Among the entries below, tally the lines that include "label", and give the number alone.

┌──

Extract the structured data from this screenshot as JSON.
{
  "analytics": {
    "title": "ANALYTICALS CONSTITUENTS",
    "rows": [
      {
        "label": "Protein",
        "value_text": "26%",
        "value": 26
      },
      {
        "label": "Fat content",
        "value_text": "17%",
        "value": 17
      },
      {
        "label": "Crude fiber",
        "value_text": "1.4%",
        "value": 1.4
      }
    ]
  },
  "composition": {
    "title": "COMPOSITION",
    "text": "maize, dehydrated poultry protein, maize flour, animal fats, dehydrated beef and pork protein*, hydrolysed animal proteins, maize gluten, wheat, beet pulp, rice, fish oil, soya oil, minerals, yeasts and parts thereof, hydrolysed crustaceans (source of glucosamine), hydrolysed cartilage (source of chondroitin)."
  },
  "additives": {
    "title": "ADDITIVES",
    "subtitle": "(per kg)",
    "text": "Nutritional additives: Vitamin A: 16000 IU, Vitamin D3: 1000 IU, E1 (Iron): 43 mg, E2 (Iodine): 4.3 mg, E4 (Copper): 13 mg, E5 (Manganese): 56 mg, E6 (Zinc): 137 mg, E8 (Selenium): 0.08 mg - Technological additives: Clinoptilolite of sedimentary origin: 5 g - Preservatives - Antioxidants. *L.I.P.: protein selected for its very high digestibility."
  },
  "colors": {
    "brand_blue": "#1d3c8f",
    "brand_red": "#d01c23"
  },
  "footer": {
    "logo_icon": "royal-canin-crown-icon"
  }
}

└──

## RESPONSE TO THIS EXERCISE
3